Dataset items:
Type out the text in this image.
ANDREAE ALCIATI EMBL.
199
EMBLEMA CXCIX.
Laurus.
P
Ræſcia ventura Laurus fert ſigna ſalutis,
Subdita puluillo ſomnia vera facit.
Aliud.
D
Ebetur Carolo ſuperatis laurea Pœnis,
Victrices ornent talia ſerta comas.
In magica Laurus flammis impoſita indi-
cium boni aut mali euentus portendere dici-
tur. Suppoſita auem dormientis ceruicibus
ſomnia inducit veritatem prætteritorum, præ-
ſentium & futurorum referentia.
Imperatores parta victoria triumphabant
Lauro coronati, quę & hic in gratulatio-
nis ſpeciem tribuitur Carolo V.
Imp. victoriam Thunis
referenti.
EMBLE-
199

Direction:
Transcribe all entries exactly as they are given.

Right answer:
Type out the text in this image.
ANDREAE ALCIATI EMBL.
199
EMBLEMA CXCIX.
Laurus.
P
Ræſcia ventura Laurus fert ſigna ſalutis,
Subdita puluillo ſomnia vera facit.
Aliud.
D
Ebetur Carolo ſuperatis laurea Pœnis,
Victrices ornent talia ſerta comas.
In magica Laurus flammis impoſita indi-
cium boni aut mali euentus portendere dici-
tur. Suppoſita auem dormientis ceruicibus
ſomnia inducit veritatem prætteritorum, præ-
ſentium & futurorum referentia.
Imperatores parta victoria triumphabant
Lauro coronati, quę & hic in gratulatio-
nis ſpeciem tribuitur Carolo V.
Imp. victoriam Thunis
referenti.
EMBLE-
199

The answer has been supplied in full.